Given request => Find each line with the string "tehát" and copy it.

Data to use =>
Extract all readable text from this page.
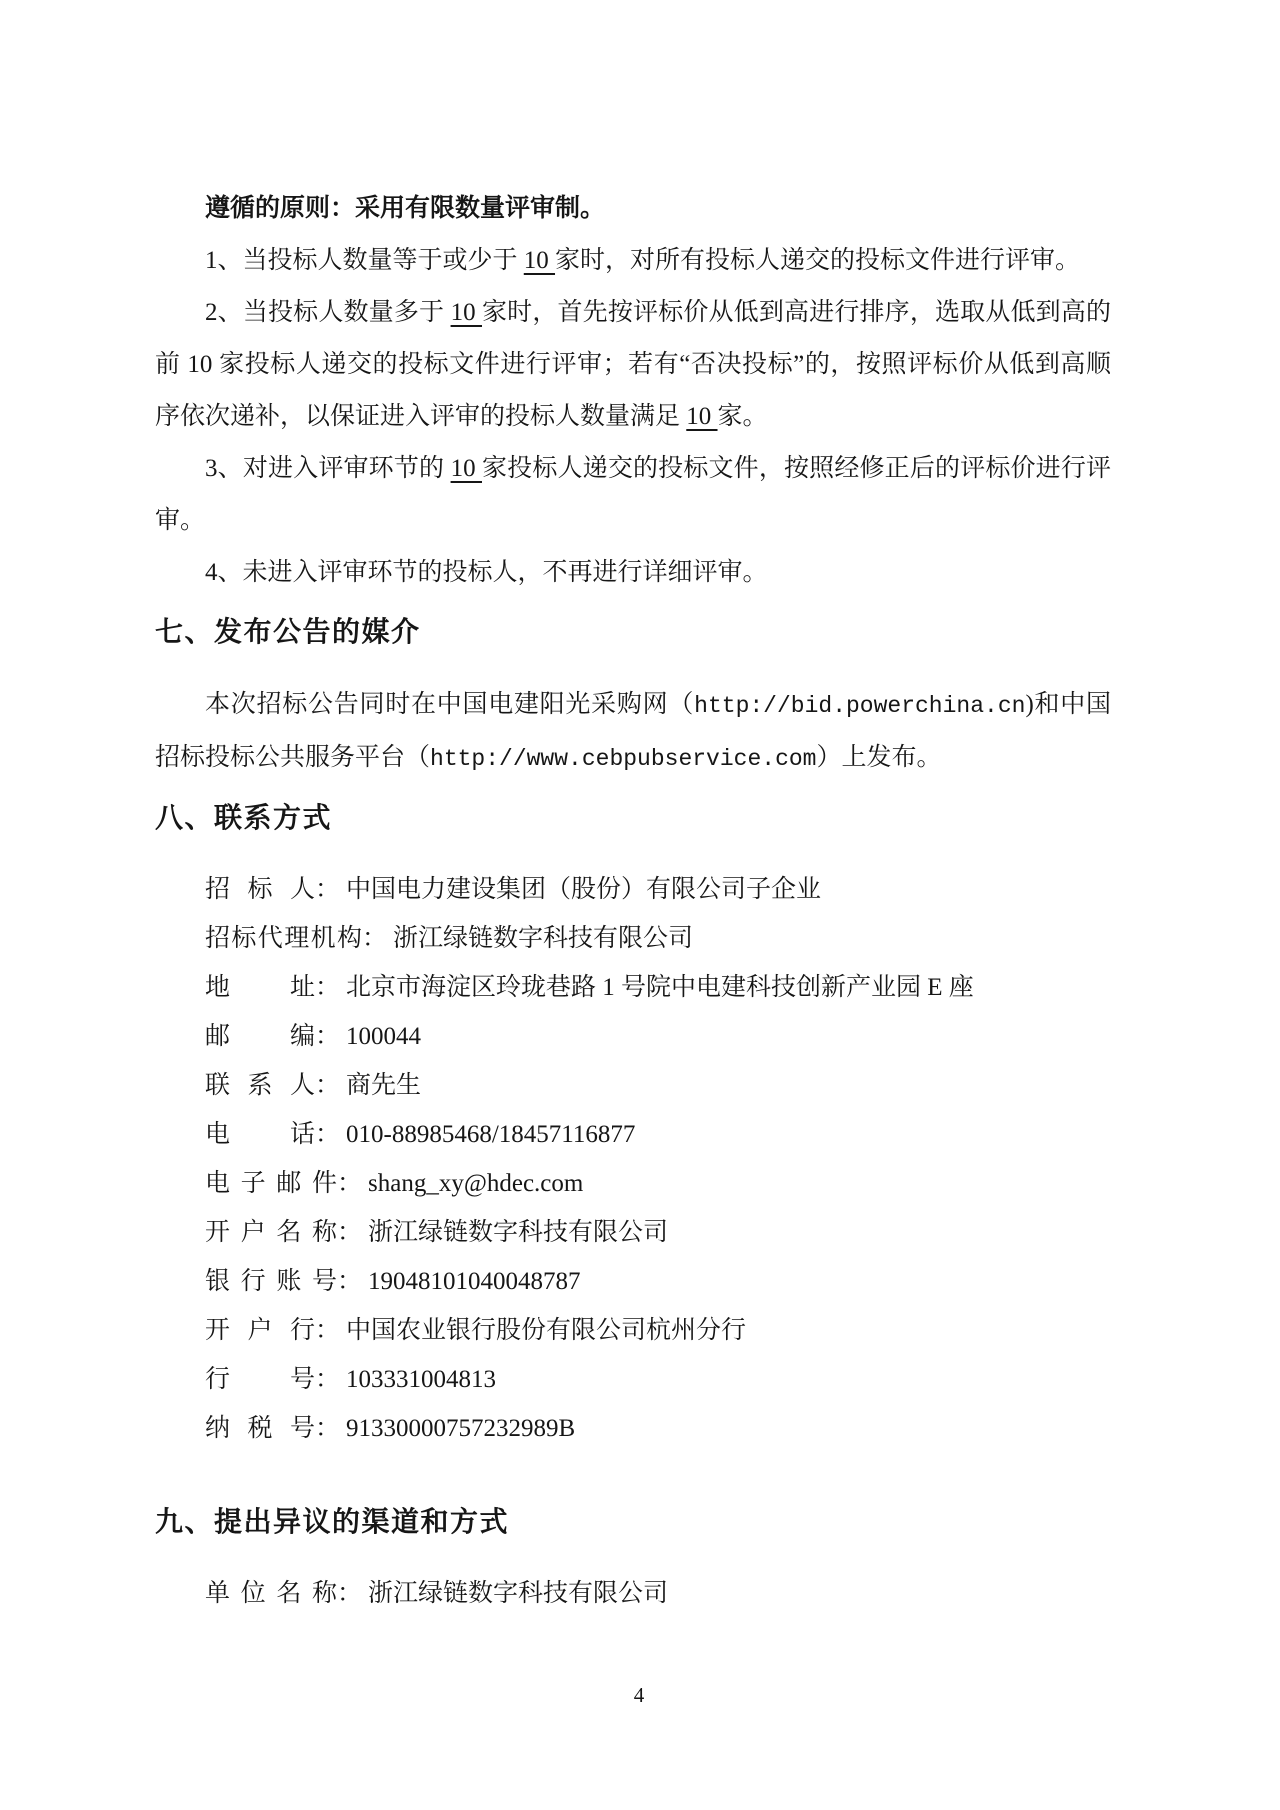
遵循的原则：采用有限数量评审制。

1、当投标人数量等于或少于 10 家时，对所有投标人递交的投标文件进行评审。

2、当投标人数量多于 10 家时，首先按评标价从低到高进行排序，选取从低到高的前 10 家投标人递交的投标文件进行评审；若有“否决投标”的，按照评标价从低到高顺序依次递补，以保证进入评审的投标人数量满足 10 家。

3、对进入评审环节的 10 家投标人递交的投标文件，按照经修正后的评标价进行评审。

4、未进入评审环节的投标人，不再进行详细评审。

七、发布公告的媒介

本次招标公告同时在中国电建阳光采购网（http://bid.powerchina.cn)和中国招标投标公共服务平台（http://www.cebpubservice.com）上发布。

八、联系方式
招标人： 中国电力建设集团（股份）有限公司子企业
招标代理机构： 浙江绿链数字科技有限公司
地址： 北京市海淀区玲珑巷路 1 号院中电建科技创新产业园 E 座
邮编： 100044
联系人： 商先生
电话： 010-88985468/18457116877
电子邮件： shang_xy@hdec.com
开户名称： 浙江绿链数字科技有限公司
银行账号： 19048101040048787
开户行： 中国农业银行股份有限公司杭州分行
行号： 103331004813
纳税号： 91330000757232989B
九、提出异议的渠道和方式
单位名称： 浙江绿链数字科技有限公司
4
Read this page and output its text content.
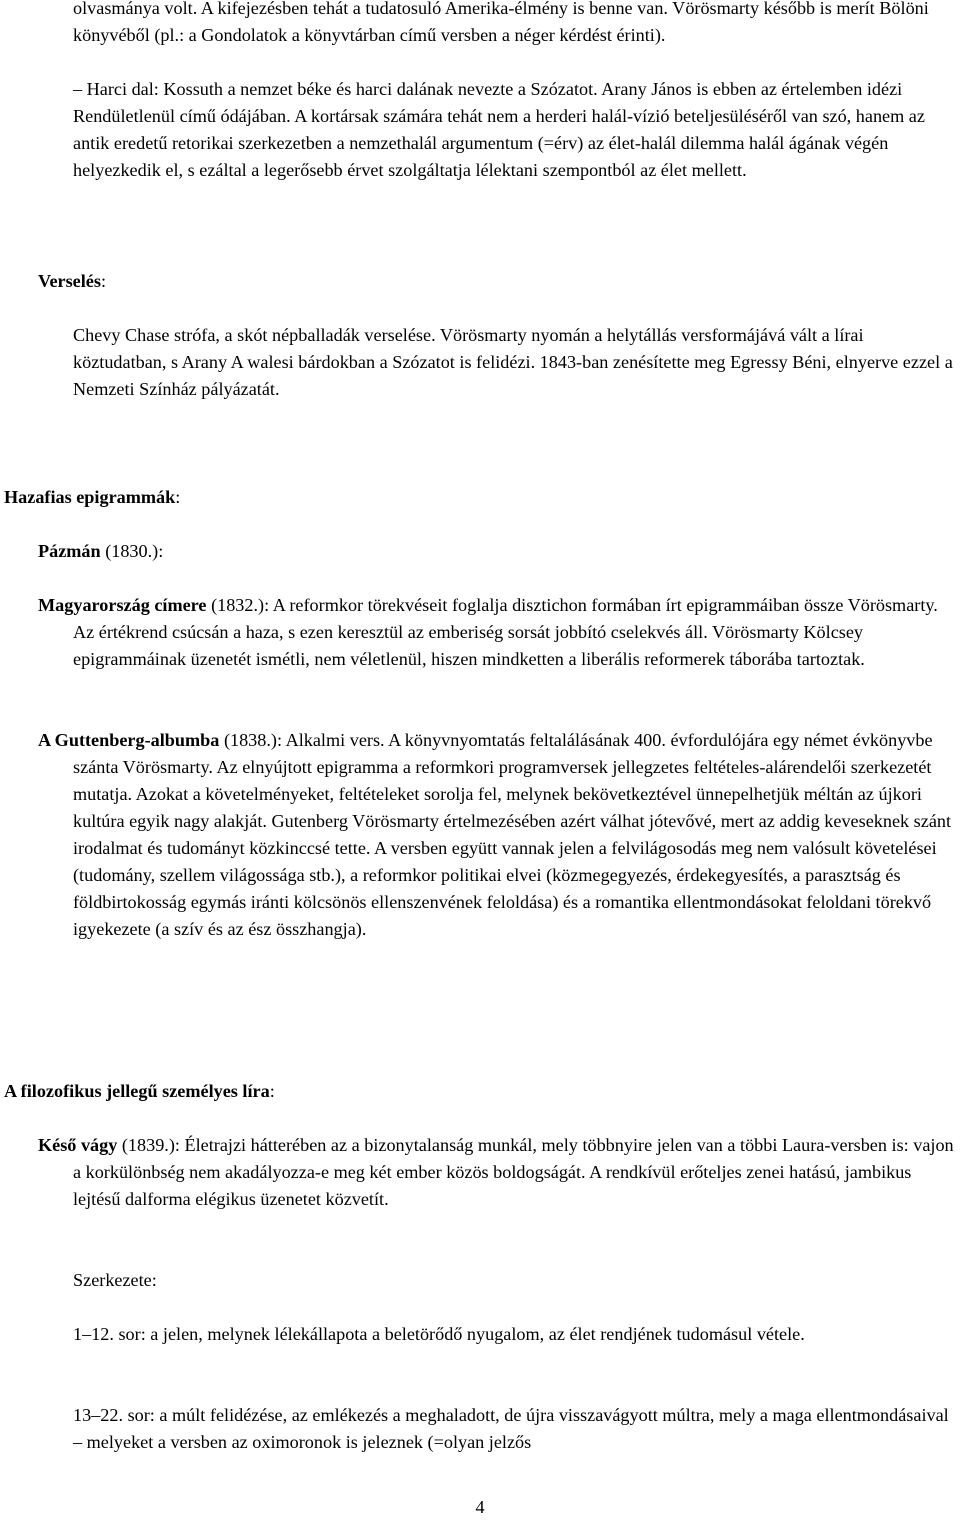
olvasmánya volt. A kifejezésben tehát a tudatosuló Amerika-élmény is benne van. Vörösmarty később is merít Bölöni könyvéből (pl.: a Gondolatok a könyvtárban című versben a néger kérdést érinti).

– Harci dal: Kossuth a nemzet béke és harci dalának nevezte a Szózatot. Arany János is ebben az értelemben idézi Rendületlenül című ódájában. A kortársak számára tehát nem a herderi halál-vízió beteljesüléséről van szó, hanem az antik eredetű retorikai szerkezetben a nemzethalál argumentum (=érv) az élet-halál dilemma halál ágának végén helyezkedik el, s ezáltal a legerősebb érvet szolgáltatja lélektani szempontból az élet mellett.

Verselés:

Chevy Chase strófa, a skót népballadák verselése. Vörösmarty nyomán a helytállás versformájává vált a lírai köztudatban, s Arany A walesi bárdokban a Szózatot is felidézi. 1843-ban zenésítette meg Egressy Béni, elnyerve ezzel a Nemzeti Színház pályázatát.

Hazafias epigrammák:

Pázmán (1830.):

Magyarország címere (1832.): A reformkor törekvéseit foglalja disztichon formában írt epigrammáiban össze Vörösmarty. Az értékrend csúcsán a haza, s ezen keresztül az emberiség sorsát jobbító cselekvés áll. Vörösmarty Kölcsey epigrammáinak üzenetét ismétli, nem véletlenül, hiszen mindketten a liberális reformerek táborába tartoztak.

A Guttenberg-albumba (1838.): Alkalmi vers. A könyvnyomtatás feltalálásának 400. évfordulójára egy német évkönyvbe szánta Vörösmarty. Az elnyújtott epigramma a reformkori programversek jellegzetes feltételes-alárendelői szerkezetét mutatja. Azokat a követelményeket, feltételeket sorolja fel, melynek bekövetkeztével ünnepelhetjük méltán az újkori kultúra egyik nagy alakját. Gutenberg Vörösmarty értelmezésében azért válhat jótevővé, mert az addig keveseknek szánt irodalmat és tudományt közkinccsé tette. A versben együtt vannak jelen a felvilágosodás meg nem valósult követelései (tudomány, szellem világossága stb.), a reformkor politikai elvei (közmegegyezés, érdekegyesítés, a parasztság és földbirtokosság egymás iránti kölcsönös ellenszenvének feloldása) és a romantika ellentmondásokat feloldani törekvő igyekezete (a szív és az ész összhangja).

A filozofikus jellegű személyes líra:

Késő vágy (1839.): Életrajzi hátterében az a bizonytalanság munkál, mely többnyire jelen van a többi Laura-versben is: vajon a korkülönbség nem akadályozza-e meg két ember közös boldogságát. A rendkívül erőteljes zenei hatású, jambikus lejtésű dalforma elégikus üzenetet közvetít.

Szerkezete:

1–12. sor: a jelen, melynek lélekállapota a beletörődő nyugalom, az élet rendjének tudomásul vétele.

13–22. sor: a múlt felidézése, az emlékezés a meghaladott, de újra visszavágyott múltra, mely a maga ellentmondásaival – melyeket a versben az oximoronok is jeleznek (=olyan jelzős

4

Complete output =>
olvasmánya volt. A kifejezésben tehát a tudatosuló Amerika-élmény is benne van. Vörösmarty később is merít Bölöni könyvéből (pl.: a Gondolatok a könyvtárban című versben a néger kérdést érinti).
– Harci dal: Kossuth a nemzet béke és harci dalának nevezte a Szózatot. Arany János is ebben az értelemben idézi Rendületlenül című ódájában. A kortársak számára tehát nem a herderi halál-vízió beteljesüléséről van szó, hanem az antik eredetű retorikai szerkezetben a nemzethalál argumentum (=érv) az élet-halál dilemma halál ágának végén helyezkedik el, s ezáltal a legerősebb érvet szolgáltatja lélektani szempontból az élet mellett.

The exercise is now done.